■ Excerpt
Keral

IMA writes to CM on COVID situation

It urges State to make public data adopted for in-patients

Indian Medical Association (IMA) has urged the government to make public the data on symptomatology, pathophysiology, and treatment schedule adopted for COVID-19 in-patients in the State.

This is to ensure that the clinicians in the private sector who will have to step in soon to provide COVID-19 care are not left in the lurch, the forum says.

In a letter addressed to Chief Minister Pinarayi Vijayan, IMA State secretary P. Gopikumar and State president Abraham Varghese said though the IMA had been demanding this since months, no action was taken by the government to remedy the situation.

They pointed out that COVID-19 being a new disease caused by a new virus, the total lack of crucial State-specific data on the patients here and disease epidemiology in the public domain could prove to be a major stumbling block when private sector clinicians would be called in to manage COVID-19.

The IMA said it was an injustice that the private sector, which catered to nearly 70% of the State population’s healthcare needs, were kept in the dark as far as COVID-19 data was concerned.

To learn more about the disease, clinicians were left to depend on studies from the rest of the world where the scenario was quite different from that of Kerala, the forum office-bearers said.

The IMA felt that while the lockdown period had succeeded in arresting the spread of the disease, the State had not utilised this time effectively to prepare itself to deal with the next stages of the disease.

The public was not made sensitive to the importance of infection prevention, and the increasing local spread in the post-lockdown period definitely looked like community spread was happening already. Research studies on disease transmission and epidemiological studies were very important and long overdue in the State, the letter says.

The IMA also pointed to the increasing COVID-19 positivity among doctors and other healthcare workers and the fact that all hospitals were at risk of becoming disease amplification centres.

It urged the government to move the focus of COVID-19 testing from the quarantined pool of people. It called for more tests in the community and especially among healthcare workers, lest the latter became asymptomatic carriers of infection inside hospitals.

■ Your instructions
According to the article about the IMA letter to the Chief Minister, what share of the State population's healthcare needs does the private sector cater to?

■ Information given
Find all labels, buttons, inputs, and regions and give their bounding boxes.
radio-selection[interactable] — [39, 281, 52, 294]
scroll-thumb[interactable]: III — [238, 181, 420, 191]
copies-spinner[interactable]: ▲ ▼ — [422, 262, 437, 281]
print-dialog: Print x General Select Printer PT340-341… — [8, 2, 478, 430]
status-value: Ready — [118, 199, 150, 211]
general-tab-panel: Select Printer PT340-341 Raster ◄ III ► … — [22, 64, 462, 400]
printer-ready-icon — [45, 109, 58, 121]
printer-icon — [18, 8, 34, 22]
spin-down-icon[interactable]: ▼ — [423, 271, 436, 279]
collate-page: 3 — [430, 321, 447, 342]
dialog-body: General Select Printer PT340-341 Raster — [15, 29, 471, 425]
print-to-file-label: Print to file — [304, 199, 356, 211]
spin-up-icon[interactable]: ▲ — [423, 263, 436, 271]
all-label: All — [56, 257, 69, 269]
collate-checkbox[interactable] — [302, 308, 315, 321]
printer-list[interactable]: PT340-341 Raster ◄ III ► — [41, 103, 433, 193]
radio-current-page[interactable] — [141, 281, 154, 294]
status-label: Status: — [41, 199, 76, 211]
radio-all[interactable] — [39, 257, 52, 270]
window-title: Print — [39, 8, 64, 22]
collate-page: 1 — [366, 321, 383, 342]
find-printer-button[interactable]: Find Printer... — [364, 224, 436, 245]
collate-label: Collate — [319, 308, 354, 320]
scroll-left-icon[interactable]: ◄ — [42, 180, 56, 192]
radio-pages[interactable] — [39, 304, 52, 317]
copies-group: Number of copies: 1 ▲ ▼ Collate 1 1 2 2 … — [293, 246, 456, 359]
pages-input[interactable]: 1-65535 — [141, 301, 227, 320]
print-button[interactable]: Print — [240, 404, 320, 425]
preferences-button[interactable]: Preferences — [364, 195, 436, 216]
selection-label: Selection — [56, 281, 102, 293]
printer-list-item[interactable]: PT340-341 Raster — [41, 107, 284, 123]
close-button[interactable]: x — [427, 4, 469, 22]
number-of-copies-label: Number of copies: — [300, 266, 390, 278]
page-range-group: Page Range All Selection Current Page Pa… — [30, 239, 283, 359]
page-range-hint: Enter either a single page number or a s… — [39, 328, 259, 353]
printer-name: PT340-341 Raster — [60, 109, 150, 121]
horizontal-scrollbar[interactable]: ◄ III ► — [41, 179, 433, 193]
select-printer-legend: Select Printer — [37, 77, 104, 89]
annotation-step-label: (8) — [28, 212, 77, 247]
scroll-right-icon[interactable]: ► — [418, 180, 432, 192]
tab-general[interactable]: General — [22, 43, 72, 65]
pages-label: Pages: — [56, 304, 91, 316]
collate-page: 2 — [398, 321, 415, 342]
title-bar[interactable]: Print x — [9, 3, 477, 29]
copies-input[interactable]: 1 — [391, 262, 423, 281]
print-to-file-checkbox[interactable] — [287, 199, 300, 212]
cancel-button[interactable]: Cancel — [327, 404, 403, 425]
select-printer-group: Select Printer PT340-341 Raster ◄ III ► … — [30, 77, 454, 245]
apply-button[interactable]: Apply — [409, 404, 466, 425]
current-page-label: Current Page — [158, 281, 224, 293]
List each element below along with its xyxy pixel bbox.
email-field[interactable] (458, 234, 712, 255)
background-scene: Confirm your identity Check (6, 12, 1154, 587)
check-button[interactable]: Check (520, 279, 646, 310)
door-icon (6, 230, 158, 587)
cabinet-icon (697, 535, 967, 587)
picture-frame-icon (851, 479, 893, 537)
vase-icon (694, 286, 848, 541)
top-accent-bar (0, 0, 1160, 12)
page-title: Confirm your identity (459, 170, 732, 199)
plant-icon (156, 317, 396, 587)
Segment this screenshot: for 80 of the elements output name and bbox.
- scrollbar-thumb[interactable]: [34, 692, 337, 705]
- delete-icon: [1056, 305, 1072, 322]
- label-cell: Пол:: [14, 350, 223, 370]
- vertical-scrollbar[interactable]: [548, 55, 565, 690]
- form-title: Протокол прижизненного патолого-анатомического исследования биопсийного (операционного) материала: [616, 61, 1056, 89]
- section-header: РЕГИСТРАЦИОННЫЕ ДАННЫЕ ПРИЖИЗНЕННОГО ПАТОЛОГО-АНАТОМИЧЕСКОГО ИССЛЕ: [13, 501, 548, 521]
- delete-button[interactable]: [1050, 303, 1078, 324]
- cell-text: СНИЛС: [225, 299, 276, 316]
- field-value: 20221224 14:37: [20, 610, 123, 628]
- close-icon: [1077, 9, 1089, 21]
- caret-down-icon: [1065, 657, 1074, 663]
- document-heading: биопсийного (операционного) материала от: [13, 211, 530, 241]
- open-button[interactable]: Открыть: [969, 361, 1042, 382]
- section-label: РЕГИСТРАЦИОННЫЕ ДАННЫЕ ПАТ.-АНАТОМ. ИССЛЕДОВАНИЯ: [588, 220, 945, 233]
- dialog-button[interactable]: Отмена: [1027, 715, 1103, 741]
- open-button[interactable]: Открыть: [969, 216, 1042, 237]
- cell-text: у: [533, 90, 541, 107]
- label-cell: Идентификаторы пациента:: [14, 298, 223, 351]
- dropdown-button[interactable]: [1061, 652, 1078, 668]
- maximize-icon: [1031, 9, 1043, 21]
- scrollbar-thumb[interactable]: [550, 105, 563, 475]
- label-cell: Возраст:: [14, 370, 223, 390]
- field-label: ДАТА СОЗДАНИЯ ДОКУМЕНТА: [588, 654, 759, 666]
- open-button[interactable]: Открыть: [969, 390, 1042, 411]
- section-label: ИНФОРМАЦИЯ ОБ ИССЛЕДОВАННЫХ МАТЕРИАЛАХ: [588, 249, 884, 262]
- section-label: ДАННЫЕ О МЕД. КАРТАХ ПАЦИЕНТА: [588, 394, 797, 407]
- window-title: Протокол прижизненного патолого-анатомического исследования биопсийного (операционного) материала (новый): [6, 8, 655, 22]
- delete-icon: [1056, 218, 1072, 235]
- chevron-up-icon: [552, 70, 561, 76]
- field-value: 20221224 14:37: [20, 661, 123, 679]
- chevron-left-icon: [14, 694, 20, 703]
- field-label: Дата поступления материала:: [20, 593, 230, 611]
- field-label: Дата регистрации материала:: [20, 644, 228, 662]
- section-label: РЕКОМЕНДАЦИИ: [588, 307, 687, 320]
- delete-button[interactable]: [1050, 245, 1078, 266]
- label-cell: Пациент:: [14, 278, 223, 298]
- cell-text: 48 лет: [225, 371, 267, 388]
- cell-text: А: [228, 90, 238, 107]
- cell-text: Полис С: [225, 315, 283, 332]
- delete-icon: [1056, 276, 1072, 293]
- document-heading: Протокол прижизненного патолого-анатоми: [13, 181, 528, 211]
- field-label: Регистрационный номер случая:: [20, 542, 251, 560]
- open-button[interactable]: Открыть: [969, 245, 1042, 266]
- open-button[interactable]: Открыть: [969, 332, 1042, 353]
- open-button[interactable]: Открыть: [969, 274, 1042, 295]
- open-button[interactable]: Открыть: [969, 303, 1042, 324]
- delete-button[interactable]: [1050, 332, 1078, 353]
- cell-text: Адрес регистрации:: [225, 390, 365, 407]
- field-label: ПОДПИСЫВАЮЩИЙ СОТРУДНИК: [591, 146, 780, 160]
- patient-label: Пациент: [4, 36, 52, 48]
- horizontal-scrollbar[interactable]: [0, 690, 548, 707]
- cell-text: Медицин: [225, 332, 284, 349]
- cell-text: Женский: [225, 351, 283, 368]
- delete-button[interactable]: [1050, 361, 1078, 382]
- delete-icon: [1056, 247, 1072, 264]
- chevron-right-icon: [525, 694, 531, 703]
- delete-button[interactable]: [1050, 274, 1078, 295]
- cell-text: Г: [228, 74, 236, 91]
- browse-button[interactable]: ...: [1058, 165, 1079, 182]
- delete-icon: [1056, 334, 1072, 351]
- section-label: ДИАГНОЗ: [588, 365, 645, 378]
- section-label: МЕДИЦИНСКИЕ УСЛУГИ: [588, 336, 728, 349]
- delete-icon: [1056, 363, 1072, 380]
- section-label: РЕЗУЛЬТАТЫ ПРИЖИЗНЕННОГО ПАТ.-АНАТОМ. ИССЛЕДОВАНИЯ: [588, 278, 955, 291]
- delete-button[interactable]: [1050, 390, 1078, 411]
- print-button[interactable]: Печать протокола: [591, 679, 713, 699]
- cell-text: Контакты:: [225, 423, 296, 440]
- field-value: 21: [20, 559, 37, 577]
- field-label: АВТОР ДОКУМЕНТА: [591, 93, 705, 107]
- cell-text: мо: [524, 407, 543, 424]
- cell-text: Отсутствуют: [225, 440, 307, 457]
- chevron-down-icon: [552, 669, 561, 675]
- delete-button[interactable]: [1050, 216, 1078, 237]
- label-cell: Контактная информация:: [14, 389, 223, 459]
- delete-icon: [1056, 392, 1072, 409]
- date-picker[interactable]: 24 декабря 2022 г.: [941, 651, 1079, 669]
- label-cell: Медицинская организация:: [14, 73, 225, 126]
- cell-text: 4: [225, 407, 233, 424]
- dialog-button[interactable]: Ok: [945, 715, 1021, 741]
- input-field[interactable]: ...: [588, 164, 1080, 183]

■ Written solution
Nearly 70%.